**Stated goal**
Output the lines that follow exactly as they are.
* START Provided records *
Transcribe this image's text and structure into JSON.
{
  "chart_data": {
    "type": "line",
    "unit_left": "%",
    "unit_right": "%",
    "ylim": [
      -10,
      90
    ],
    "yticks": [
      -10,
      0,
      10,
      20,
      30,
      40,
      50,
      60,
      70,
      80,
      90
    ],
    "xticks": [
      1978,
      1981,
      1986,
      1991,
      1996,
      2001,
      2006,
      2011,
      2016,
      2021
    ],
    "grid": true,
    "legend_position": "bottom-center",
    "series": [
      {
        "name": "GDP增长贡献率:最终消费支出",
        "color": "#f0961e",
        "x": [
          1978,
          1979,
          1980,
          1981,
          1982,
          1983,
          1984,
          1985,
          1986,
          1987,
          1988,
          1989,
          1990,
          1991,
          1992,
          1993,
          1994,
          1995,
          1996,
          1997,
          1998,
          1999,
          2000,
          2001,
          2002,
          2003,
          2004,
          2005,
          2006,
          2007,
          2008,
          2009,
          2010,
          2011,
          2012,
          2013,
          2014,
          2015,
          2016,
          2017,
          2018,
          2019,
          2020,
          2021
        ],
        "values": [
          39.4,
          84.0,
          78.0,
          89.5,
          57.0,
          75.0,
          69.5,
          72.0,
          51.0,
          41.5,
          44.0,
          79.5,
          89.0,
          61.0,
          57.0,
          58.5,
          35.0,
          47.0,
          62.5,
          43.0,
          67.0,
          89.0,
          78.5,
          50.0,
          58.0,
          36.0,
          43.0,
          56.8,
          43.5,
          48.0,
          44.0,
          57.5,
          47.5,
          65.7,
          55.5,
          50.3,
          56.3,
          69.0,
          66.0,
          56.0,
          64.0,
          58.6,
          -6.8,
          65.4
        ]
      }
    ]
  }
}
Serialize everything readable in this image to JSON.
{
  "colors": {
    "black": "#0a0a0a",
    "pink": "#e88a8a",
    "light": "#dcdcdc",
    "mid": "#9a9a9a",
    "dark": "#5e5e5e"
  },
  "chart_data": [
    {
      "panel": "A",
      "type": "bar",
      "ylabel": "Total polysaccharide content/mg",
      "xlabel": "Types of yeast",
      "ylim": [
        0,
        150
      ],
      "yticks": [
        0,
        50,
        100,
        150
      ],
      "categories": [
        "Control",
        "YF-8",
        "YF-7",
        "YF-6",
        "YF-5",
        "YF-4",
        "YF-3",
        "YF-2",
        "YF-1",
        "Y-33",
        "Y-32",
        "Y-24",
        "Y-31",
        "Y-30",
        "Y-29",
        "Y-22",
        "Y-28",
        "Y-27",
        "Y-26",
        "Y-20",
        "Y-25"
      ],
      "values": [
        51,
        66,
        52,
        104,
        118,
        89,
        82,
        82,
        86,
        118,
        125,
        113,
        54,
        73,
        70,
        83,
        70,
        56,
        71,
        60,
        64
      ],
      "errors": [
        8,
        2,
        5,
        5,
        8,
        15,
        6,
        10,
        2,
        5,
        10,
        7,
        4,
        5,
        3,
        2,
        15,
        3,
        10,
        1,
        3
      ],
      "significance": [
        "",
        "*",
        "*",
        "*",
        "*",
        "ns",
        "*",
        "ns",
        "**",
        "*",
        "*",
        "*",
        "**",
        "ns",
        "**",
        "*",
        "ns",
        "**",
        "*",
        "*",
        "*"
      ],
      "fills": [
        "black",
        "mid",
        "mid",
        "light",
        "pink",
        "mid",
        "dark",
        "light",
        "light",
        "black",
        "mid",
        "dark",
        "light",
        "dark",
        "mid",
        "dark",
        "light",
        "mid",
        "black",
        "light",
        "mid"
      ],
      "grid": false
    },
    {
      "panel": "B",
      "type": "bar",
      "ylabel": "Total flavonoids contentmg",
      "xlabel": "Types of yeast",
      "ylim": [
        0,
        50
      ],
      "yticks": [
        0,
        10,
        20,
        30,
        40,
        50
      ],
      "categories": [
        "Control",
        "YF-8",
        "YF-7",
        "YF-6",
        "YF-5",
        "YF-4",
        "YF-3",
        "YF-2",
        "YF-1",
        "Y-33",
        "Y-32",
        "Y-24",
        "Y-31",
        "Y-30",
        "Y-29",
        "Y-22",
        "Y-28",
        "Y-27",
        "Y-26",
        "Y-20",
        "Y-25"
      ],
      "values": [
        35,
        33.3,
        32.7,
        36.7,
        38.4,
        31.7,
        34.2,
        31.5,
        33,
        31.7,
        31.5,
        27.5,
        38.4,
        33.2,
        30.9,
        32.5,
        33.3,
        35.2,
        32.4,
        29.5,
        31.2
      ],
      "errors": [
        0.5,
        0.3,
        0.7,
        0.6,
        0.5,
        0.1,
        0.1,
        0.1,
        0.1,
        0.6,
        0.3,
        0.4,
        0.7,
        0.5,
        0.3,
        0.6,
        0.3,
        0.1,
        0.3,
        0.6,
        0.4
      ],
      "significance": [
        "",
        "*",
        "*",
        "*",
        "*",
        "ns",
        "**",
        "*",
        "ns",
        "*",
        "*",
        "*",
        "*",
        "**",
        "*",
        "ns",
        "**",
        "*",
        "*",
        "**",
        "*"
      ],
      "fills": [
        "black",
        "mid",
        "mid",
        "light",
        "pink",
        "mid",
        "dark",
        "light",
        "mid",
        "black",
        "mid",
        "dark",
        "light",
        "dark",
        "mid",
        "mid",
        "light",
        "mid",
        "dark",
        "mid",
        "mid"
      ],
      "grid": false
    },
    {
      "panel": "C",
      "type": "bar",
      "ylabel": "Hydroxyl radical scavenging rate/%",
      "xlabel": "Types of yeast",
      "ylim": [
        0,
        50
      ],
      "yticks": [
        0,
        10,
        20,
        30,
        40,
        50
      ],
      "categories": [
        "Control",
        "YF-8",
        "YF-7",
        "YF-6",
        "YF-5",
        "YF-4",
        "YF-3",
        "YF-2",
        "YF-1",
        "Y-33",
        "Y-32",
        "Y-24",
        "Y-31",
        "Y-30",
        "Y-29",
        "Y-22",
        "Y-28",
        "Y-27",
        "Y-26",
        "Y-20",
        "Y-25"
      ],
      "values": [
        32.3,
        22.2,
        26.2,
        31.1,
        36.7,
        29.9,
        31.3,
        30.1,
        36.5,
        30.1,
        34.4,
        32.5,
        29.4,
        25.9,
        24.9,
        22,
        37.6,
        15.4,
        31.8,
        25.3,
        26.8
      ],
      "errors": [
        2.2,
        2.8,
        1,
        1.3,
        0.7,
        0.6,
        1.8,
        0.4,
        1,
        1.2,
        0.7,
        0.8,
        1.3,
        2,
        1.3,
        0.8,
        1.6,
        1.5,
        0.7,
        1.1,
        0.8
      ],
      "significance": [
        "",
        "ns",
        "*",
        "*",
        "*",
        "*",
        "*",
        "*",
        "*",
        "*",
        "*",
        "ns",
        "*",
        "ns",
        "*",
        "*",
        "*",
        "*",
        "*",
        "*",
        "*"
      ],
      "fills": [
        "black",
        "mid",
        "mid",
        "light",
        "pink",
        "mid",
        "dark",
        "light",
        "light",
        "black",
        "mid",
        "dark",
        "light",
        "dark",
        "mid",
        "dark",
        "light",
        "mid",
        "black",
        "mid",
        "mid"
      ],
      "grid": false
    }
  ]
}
* END Provided records *
**Correct answer**
Transcribe this image's text and structure into JSON.
{
  "chart_data": {
    "type": "line",
    "unit_left": "%",
    "unit_right": "%",
    "ylim": [
      -10,
      90
    ],
    "yticks": [
      -10,
      0,
      10,
      20,
      30,
      40,
      50,
      60,
      70,
      80,
      90
    ],
    "xticks": [
      1978,
      1981,
      1986,
      1991,
      1996,
      2001,
      2006,
      2011,
      2016,
      2021
    ],
    "grid": true,
    "legend_position": "bottom-center",
    "series": [
      {
        "name": "GDP增长贡献率:最终消费支出",
        "color": "#f0961e",
        "x": [
          1978,
          1979,
          1980,
          1981,
          1982,
          1983,
          1984,
          1985,
          1986,
          1987,
          1988,
          1989,
          1990,
          1991,
          1992,
          1993,
          1994,
          1995,
          1996,
          1997,
          1998,
          1999,
          2000,
          2001,
          2002,
          2003,
          2004,
          2005,
          2006,
          2007,
          2008,
          2009,
          2010,
          2011,
          2012,
          2013,
          2014,
          2015,
          2016,
          2017,
          2018,
          2019,
          2020,
          2021
        ],
        "values": [
          39.4,
          84.0,
          78.0,
          89.5,
          57.0,
          75.0,
          69.5,
          72.0,
          51.0,
          41.5,
          44.0,
          79.5,
          89.0,
          61.0,
          57.0,
          58.5,
          35.0,
          47.0,
          62.5,
          43.0,
          67.0,
          89.0,
          78.5,
          50.0,
          58.0,
          36.0,
          43.0,
          56.8,
          43.5,
          48.0,
          44.0,
          57.5,
          47.5,
          65.7,
          55.5,
          50.3,
          56.3,
          69.0,
          66.0,
          56.0,
          64.0,
          58.6,
          -6.8,
          65.4
        ]
      }
    ]
  }
}
Serialize everything readable in this image to JSON.
{
  "colors": {
    "black": "#0a0a0a",
    "pink": "#e88a8a",
    "light": "#dcdcdc",
    "mid": "#9a9a9a",
    "dark": "#5e5e5e"
  },
  "chart_data": [
    {
      "panel": "A",
      "type": "bar",
      "ylabel": "Total polysaccharide content/mg",
      "xlabel": "Types of yeast",
      "ylim": [
        0,
        150
      ],
      "yticks": [
        0,
        50,
        100,
        150
      ],
      "categories": [
        "Control",
        "YF-8",
        "YF-7",
        "YF-6",
        "YF-5",
        "YF-4",
        "YF-3",
        "YF-2",
        "YF-1",
        "Y-33",
        "Y-32",
        "Y-24",
        "Y-31",
        "Y-30",
        "Y-29",
        "Y-22",
        "Y-28",
        "Y-27",
        "Y-26",
        "Y-20",
        "Y-25"
      ],
      "values": [
        51,
        66,
        52,
        104,
        118,
        89,
        82,
        82,
        86,
        118,
        125,
        113,
        54,
        73,
        70,
        83,
        70,
        56,
        71,
        60,
        64
      ],
      "errors": [
        8,
        2,
        5,
        5,
        8,
        15,
        6,
        10,
        2,
        5,
        10,
        7,
        4,
        5,
        3,
        2,
        15,
        3,
        10,
        1,
        3
      ],
      "significance": [
        "",
        "*",
        "*",
        "*",
        "*",
        "ns",
        "*",
        "ns",
        "**",
        "*",
        "*",
        "*",
        "**",
        "ns",
        "**",
        "*",
        "ns",
        "**",
        "*",
        "*",
        "*"
      ],
      "fills": [
        "black",
        "mid",
        "mid",
        "light",
        "pink",
        "mid",
        "dark",
        "light",
        "light",
        "black",
        "mid",
        "dark",
        "light",
        "dark",
        "mid",
        "dark",
        "light",
        "mid",
        "black",
        "light",
        "mid"
      ],
      "grid": false
    },
    {
      "panel": "B",
      "type": "bar",
      "ylabel": "Total flavonoids contentmg",
      "xlabel": "Types of yeast",
      "ylim": [
        0,
        50
      ],
      "yticks": [
        0,
        10,
        20,
        30,
        40,
        50
      ],
      "categories": [
        "Control",
        "YF-8",
        "YF-7",
        "YF-6",
        "YF-5",
        "YF-4",
        "YF-3",
        "YF-2",
        "YF-1",
        "Y-33",
        "Y-32",
        "Y-24",
        "Y-31",
        "Y-30",
        "Y-29",
        "Y-22",
        "Y-28",
        "Y-27",
        "Y-26",
        "Y-20",
        "Y-25"
      ],
      "values": [
        35,
        33.3,
        32.7,
        36.7,
        38.4,
        31.7,
        34.2,
        31.5,
        33,
        31.7,
        31.5,
        27.5,
        38.4,
        33.2,
        30.9,
        32.5,
        33.3,
        35.2,
        32.4,
        29.5,
        31.2
      ],
      "errors": [
        0.5,
        0.3,
        0.7,
        0.6,
        0.5,
        0.1,
        0.1,
        0.1,
        0.1,
        0.6,
        0.3,
        0.4,
        0.7,
        0.5,
        0.3,
        0.6,
        0.3,
        0.1,
        0.3,
        0.6,
        0.4
      ],
      "significance": [
        "",
        "*",
        "*",
        "*",
        "*",
        "ns",
        "**",
        "*",
        "ns",
        "*",
        "*",
        "*",
        "*",
        "**",
        "*",
        "ns",
        "**",
        "*",
        "*",
        "**",
        "*"
      ],
      "fills": [
        "black",
        "mid",
        "mid",
        "light",
        "pink",
        "mid",
        "dark",
        "light",
        "mid",
        "black",
        "mid",
        "dark",
        "light",
        "dark",
        "mid",
        "mid",
        "light",
        "mid",
        "dark",
        "mid",
        "mid"
      ],
      "grid": false
    },
    {
      "panel": "C",
      "type": "bar",
      "ylabel": "Hydroxyl radical scavenging rate/%",
      "xlabel": "Types of yeast",
      "ylim": [
        0,
        50
      ],
      "yticks": [
        0,
        10,
        20,
        30,
        40,
        50
      ],
      "categories": [
        "Control",
        "YF-8",
        "YF-7",
        "YF-6",
        "YF-5",
        "YF-4",
        "YF-3",
        "YF-2",
        "YF-1",
        "Y-33",
        "Y-32",
        "Y-24",
        "Y-31",
        "Y-30",
        "Y-29",
        "Y-22",
        "Y-28",
        "Y-27",
        "Y-26",
        "Y-20",
        "Y-25"
      ],
      "values": [
        32.3,
        22.2,
        26.2,
        31.1,
        36.7,
        29.9,
        31.3,
        30.1,
        36.5,
        30.1,
        34.4,
        32.5,
        29.4,
        25.9,
        24.9,
        22,
        37.6,
        15.4,
        31.8,
        25.3,
        26.8
      ],
      "errors": [
        2.2,
        2.8,
        1,
        1.3,
        0.7,
        0.6,
        1.8,
        0.4,
        1,
        1.2,
        0.7,
        0.8,
        1.3,
        2,
        1.3,
        0.8,
        1.6,
        1.5,
        0.7,
        1.1,
        0.8
      ],
      "significance": [
        "",
        "ns",
        "*",
        "*",
        "*",
        "*",
        "*",
        "*",
        "*",
        "*",
        "*",
        "ns",
        "*",
        "ns",
        "*",
        "*",
        "*",
        "*",
        "*",
        "*",
        "*"
      ],
      "fills": [
        "black",
        "mid",
        "mid",
        "light",
        "pink",
        "mid",
        "dark",
        "light",
        "light",
        "black",
        "mid",
        "dark",
        "light",
        "dark",
        "mid",
        "dark",
        "light",
        "mid",
        "black",
        "mid",
        "mid"
      ],
      "grid": false
    }
  ]
}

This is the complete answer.